Pick out the lines below with "CHOSICA" and list them.

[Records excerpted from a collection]
——

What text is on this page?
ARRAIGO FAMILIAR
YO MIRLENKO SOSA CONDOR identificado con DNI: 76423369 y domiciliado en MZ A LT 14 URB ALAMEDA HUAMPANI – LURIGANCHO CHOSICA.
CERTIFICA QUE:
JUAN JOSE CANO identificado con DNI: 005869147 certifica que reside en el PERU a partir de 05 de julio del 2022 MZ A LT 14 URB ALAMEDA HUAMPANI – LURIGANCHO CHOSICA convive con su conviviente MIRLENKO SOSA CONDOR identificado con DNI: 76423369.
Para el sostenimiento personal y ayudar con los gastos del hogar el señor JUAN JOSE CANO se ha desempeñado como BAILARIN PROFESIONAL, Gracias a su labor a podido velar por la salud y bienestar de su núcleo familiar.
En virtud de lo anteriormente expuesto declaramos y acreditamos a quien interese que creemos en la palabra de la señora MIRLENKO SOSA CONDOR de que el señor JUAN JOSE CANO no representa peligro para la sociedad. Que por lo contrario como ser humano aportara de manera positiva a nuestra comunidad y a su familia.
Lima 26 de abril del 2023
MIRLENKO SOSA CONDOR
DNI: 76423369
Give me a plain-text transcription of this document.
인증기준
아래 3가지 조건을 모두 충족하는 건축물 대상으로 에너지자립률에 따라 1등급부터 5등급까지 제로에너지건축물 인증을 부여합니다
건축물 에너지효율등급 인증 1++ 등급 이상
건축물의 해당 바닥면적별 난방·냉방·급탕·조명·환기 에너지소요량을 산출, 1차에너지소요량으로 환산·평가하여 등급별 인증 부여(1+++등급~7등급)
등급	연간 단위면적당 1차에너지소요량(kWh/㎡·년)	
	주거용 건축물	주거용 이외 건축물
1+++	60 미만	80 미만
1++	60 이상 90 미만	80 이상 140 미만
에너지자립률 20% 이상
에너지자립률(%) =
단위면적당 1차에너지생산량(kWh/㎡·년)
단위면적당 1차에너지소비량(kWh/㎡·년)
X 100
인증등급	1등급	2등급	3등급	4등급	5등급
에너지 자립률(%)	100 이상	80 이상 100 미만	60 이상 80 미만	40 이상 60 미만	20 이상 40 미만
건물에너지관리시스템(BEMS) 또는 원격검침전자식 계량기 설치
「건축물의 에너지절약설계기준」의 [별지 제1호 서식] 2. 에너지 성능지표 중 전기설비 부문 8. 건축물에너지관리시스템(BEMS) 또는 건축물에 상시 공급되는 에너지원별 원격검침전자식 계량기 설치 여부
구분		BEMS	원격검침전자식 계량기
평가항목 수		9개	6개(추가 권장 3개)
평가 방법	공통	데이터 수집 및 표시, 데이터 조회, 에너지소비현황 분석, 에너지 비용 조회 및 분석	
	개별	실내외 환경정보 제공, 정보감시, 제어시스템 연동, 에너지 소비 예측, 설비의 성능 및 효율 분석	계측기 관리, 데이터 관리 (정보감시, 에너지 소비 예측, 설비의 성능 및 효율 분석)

——

* **Solution**
YO MIRLENKO SOSA CONDOR identificado con DNI: 76423369 y domiciliado en MZ A LT 14 URB ALAMEDA HUAMPANI – LURIGANCHO CHOSICA.
JUAN JOSE CANO identificado con DNI: 005869147 certifica que reside en el PERU a partir de 05 de julio del 2022 MZ A LT 14 URB ALAMEDA HUAMPANI – LURIGANCHO CHOSICA convive con su conviviente MIRLENKO SOSA CONDOR identificado con DNI: 76423369.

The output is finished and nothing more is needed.